_WHAT TO DO:_
Find each line in the following listing that has the string "mínima", then state the count and nothing else.

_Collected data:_
━━━

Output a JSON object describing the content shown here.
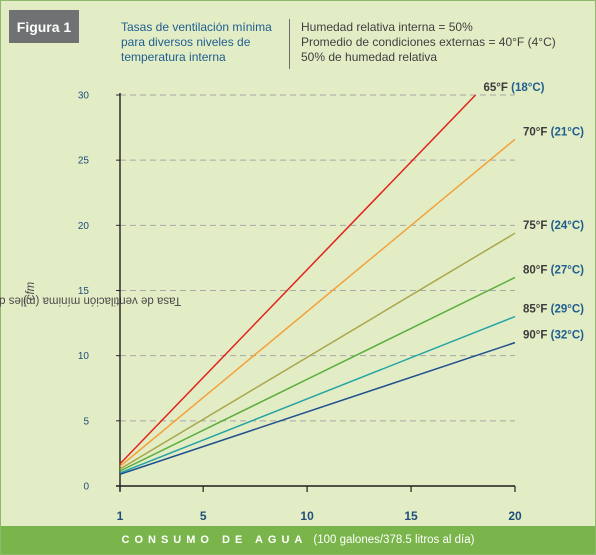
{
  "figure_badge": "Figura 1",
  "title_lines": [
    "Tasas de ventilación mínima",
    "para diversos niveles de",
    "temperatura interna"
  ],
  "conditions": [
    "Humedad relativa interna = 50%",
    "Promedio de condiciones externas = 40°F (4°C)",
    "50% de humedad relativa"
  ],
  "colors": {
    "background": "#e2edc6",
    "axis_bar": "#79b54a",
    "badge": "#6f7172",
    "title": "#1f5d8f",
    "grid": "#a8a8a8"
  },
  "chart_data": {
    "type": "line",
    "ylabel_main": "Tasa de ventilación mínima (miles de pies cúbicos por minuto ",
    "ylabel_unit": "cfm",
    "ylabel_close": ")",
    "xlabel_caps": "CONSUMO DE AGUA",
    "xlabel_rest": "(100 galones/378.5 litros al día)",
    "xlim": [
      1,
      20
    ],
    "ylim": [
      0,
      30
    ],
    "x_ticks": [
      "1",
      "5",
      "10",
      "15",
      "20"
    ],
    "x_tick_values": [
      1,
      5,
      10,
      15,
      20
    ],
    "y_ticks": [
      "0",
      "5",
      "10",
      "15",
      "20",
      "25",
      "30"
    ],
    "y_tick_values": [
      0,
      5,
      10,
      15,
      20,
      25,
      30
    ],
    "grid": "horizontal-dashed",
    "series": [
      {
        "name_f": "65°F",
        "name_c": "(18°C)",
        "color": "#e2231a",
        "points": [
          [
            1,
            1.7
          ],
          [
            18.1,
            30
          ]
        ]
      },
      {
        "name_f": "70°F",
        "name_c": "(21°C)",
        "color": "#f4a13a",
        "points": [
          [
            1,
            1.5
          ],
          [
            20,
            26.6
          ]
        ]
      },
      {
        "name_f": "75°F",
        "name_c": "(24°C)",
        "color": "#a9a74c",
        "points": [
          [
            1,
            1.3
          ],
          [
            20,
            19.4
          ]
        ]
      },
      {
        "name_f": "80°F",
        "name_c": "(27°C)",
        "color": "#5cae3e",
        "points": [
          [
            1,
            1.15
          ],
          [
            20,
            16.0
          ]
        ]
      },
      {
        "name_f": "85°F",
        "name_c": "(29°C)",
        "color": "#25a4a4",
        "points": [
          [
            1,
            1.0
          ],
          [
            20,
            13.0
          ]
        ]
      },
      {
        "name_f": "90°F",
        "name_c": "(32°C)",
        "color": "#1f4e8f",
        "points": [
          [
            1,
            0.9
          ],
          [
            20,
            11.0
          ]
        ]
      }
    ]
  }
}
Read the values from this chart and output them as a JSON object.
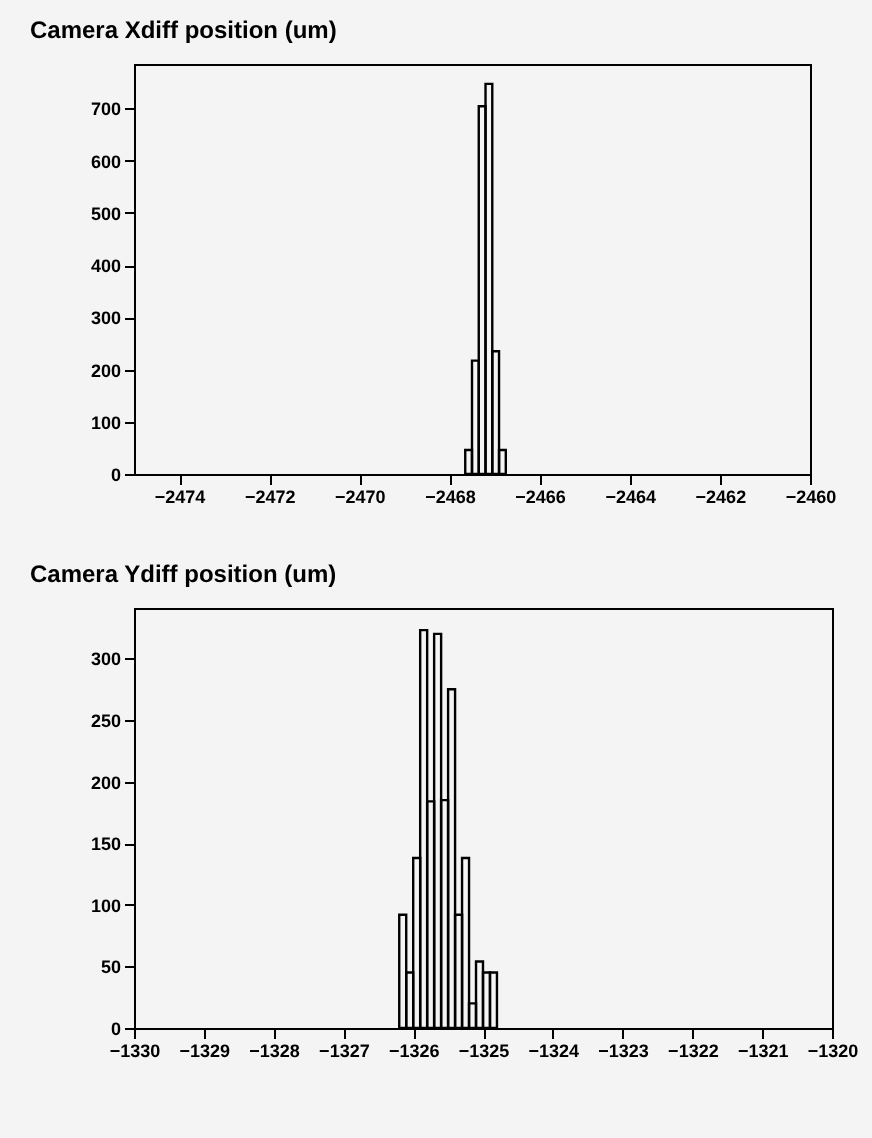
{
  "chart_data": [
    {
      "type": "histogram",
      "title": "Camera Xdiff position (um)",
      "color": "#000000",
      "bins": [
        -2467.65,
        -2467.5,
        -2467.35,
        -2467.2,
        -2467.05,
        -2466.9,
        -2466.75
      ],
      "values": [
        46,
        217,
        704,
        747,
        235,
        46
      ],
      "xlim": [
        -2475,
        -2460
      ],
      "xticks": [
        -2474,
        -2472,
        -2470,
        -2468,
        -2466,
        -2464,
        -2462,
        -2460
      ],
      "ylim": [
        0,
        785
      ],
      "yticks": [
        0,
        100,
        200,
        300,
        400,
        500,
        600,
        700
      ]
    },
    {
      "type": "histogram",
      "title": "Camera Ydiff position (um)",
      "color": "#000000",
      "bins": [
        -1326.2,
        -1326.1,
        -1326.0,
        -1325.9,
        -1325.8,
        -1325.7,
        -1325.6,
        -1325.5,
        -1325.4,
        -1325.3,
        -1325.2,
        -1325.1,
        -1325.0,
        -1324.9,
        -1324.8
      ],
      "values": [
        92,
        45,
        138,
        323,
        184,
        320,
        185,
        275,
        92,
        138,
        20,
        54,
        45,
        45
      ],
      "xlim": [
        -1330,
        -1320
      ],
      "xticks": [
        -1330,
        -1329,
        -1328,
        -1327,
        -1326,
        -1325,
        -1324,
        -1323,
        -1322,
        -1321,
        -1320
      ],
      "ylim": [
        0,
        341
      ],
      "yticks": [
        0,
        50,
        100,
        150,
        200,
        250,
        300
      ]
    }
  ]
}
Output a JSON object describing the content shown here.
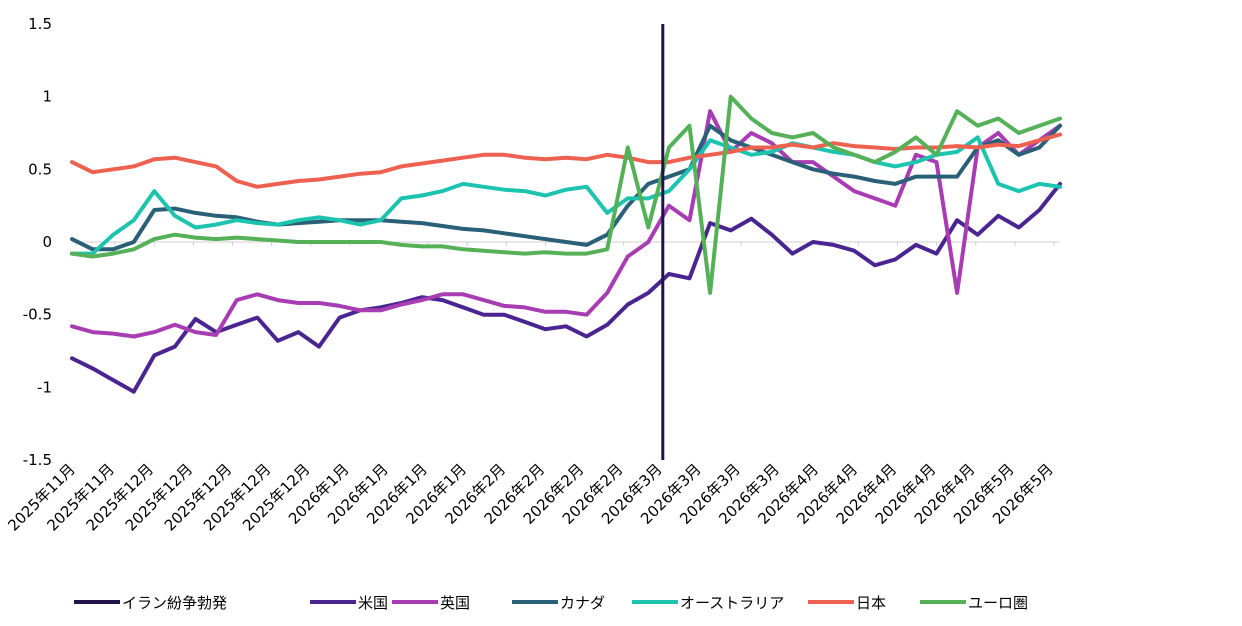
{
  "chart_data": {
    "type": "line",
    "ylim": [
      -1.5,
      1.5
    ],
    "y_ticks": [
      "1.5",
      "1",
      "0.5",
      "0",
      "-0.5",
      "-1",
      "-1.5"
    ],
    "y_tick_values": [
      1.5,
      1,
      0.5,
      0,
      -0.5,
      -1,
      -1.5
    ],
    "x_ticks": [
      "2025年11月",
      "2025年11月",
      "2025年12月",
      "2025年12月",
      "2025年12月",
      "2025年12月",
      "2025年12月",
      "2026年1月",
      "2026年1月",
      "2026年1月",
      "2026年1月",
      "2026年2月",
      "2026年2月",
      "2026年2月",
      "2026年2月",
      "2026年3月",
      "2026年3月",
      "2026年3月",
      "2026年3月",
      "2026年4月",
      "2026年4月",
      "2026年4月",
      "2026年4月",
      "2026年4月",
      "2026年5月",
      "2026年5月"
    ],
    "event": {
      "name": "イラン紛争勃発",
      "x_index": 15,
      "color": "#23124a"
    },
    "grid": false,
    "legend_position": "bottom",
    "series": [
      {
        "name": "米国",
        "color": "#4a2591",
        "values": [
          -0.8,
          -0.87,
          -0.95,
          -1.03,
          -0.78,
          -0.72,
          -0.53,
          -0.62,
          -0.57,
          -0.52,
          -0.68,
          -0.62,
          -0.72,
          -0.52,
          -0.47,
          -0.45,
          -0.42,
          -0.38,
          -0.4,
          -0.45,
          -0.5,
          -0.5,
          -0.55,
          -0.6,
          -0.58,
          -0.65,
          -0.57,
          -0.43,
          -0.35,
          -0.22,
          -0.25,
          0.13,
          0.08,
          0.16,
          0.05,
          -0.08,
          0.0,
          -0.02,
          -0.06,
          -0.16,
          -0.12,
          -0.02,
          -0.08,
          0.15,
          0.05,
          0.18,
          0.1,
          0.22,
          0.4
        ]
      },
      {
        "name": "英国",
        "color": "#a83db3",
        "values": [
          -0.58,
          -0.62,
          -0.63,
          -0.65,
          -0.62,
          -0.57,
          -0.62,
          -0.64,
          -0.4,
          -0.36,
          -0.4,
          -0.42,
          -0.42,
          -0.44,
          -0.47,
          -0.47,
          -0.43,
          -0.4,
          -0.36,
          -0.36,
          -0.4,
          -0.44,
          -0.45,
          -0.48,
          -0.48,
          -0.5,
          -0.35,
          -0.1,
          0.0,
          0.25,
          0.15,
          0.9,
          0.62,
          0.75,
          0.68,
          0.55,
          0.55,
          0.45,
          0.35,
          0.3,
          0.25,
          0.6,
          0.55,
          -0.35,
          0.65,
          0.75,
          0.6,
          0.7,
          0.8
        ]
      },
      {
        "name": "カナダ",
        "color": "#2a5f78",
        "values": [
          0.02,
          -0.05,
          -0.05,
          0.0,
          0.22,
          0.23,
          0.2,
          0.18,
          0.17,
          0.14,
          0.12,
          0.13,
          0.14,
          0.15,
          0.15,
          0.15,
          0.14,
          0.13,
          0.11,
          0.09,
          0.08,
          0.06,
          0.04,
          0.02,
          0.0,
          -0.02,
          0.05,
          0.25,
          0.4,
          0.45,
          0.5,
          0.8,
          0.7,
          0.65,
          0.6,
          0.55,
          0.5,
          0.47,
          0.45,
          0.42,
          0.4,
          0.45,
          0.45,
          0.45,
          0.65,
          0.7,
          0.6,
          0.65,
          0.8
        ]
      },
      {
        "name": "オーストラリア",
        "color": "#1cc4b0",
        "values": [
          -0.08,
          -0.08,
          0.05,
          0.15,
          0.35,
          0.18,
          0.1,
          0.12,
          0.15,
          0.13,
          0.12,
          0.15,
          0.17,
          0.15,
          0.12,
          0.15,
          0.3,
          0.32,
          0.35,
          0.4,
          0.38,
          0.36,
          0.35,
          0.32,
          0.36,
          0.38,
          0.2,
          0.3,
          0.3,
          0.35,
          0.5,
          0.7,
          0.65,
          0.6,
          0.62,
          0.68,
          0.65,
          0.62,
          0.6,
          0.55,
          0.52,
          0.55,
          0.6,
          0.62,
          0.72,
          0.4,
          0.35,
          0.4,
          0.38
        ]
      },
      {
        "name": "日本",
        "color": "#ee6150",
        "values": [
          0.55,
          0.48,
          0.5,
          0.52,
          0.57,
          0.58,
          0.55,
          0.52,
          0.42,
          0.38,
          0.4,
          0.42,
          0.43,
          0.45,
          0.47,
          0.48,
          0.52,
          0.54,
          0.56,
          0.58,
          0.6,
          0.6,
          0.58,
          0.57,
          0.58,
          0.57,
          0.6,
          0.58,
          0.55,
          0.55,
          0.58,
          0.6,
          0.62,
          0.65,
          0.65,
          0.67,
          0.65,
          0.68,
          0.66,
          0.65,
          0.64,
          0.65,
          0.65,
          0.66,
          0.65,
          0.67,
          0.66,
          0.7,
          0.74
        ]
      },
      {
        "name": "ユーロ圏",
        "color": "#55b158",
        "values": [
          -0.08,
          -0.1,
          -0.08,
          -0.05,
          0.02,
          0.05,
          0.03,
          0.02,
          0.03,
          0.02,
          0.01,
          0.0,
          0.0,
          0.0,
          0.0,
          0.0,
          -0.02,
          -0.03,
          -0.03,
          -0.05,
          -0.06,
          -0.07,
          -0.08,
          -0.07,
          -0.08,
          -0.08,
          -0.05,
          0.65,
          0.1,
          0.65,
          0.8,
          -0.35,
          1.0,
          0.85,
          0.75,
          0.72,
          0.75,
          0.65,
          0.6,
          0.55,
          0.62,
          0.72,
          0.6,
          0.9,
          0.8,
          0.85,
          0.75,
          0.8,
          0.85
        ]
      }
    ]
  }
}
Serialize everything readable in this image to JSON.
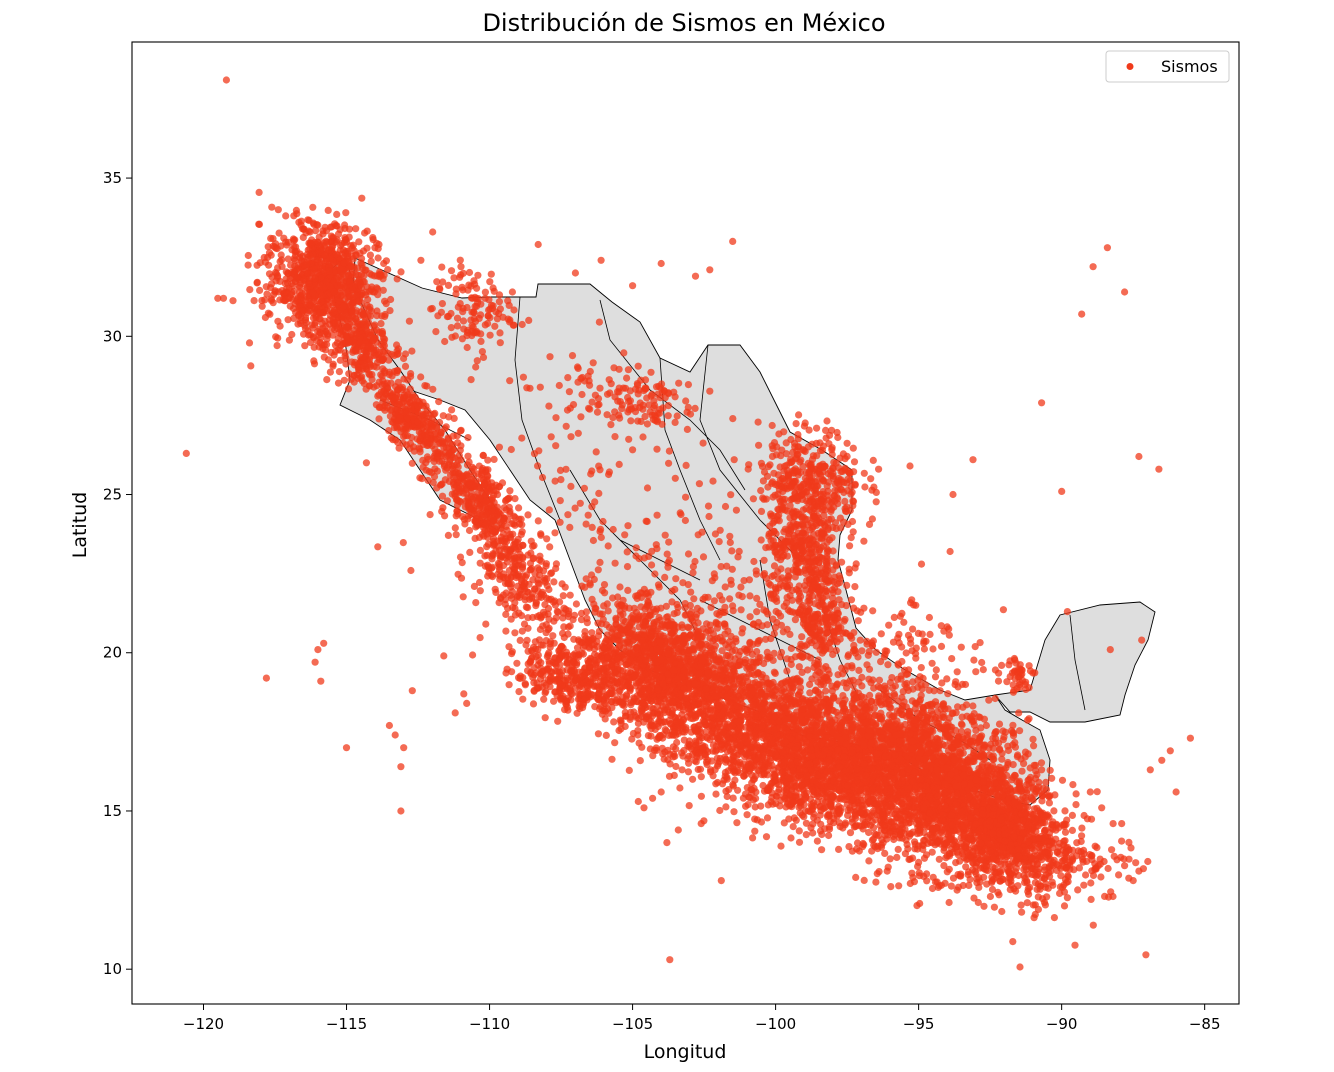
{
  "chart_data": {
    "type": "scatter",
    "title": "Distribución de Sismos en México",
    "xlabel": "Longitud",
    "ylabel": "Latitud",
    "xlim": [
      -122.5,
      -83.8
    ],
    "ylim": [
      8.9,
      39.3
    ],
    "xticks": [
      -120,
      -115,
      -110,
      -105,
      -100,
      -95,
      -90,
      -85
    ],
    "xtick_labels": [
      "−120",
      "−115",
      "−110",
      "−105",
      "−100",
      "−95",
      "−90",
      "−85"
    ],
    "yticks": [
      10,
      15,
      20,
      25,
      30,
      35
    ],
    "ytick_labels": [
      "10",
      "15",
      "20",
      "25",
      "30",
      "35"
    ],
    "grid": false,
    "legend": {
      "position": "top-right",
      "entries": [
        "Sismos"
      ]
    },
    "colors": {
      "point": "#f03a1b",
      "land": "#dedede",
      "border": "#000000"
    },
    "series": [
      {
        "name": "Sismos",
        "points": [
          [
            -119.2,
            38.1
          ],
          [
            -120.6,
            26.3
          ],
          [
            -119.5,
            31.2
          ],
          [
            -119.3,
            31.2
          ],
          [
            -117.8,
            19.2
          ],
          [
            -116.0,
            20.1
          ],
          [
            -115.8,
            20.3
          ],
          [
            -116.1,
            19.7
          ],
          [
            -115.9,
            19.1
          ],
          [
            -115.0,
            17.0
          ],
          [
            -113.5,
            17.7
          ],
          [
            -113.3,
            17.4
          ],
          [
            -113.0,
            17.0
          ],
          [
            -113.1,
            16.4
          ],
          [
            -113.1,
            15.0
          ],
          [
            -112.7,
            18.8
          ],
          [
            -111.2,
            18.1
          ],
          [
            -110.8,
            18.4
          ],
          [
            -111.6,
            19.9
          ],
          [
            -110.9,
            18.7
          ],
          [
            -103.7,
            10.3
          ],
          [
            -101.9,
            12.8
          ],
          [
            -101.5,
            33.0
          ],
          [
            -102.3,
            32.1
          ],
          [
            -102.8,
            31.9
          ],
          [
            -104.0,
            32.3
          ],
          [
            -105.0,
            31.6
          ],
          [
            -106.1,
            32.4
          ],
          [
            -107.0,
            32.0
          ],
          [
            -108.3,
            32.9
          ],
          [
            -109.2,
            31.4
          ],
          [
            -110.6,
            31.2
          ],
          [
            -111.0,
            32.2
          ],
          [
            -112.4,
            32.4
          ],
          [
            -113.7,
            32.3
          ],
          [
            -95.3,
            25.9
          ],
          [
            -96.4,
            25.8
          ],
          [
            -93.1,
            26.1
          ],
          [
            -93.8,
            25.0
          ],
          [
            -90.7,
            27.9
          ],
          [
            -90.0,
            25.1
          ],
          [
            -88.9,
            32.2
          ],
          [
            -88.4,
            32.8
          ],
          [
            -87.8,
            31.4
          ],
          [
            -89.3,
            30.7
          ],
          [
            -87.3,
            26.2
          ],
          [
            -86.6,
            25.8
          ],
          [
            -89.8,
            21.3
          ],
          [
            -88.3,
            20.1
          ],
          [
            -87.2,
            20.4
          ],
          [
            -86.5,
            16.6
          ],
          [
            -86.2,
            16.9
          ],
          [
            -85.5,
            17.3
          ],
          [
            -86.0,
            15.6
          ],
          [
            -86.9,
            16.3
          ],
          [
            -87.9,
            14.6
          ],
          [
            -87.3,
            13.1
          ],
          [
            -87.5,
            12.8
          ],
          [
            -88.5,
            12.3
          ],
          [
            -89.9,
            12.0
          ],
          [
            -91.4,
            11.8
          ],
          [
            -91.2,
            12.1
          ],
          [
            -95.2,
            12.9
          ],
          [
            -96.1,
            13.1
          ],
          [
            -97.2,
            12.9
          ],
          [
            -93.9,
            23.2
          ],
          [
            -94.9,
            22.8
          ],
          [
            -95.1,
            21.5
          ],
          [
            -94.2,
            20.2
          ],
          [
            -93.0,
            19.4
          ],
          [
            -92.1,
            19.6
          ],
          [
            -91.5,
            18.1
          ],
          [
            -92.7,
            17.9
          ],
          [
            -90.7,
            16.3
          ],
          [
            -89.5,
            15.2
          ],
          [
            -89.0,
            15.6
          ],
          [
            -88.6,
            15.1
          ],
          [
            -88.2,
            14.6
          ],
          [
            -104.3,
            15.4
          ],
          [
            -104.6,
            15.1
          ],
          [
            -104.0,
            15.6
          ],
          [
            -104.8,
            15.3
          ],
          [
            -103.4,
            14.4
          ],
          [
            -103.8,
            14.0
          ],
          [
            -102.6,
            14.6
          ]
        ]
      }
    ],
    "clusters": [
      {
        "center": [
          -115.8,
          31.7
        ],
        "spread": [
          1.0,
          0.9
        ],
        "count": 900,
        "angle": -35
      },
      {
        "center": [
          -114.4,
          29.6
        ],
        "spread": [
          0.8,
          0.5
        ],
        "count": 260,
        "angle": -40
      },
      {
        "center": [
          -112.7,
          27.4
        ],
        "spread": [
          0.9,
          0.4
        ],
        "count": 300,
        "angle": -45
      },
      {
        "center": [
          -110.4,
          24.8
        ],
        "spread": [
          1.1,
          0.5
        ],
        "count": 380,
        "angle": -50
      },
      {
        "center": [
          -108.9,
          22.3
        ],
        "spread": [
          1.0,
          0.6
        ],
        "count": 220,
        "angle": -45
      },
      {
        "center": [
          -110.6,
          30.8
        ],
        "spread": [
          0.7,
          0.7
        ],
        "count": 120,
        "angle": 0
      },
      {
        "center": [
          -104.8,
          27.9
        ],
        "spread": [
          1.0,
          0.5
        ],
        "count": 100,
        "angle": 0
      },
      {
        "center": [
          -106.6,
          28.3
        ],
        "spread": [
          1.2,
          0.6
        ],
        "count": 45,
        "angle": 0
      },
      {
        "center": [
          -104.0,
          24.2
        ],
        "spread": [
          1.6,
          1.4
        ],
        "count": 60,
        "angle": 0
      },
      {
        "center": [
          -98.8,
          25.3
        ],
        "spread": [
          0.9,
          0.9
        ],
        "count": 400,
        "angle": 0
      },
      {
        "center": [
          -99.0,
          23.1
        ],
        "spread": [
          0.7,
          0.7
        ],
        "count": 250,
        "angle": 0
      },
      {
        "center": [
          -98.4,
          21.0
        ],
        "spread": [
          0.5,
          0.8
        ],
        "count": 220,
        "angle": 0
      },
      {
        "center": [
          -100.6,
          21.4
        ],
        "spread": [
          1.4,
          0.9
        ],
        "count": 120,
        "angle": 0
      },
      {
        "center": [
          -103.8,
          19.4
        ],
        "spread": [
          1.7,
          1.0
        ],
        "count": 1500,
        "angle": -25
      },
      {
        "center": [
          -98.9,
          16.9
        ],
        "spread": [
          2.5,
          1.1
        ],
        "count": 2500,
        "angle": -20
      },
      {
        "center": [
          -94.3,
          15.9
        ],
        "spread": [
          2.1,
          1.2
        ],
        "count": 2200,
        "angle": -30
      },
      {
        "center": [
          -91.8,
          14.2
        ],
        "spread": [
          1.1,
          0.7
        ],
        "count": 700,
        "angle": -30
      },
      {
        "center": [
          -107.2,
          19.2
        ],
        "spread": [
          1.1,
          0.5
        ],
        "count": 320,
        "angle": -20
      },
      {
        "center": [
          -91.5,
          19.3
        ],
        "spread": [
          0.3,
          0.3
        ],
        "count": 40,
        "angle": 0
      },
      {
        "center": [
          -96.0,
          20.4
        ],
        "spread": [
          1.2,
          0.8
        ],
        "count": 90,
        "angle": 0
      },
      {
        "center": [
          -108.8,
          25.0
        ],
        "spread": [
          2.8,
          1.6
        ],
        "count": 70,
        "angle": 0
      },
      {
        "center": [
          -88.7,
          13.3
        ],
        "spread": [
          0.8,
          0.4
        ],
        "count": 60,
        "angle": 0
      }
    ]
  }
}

━━━

_FULL OUTPUT:_
2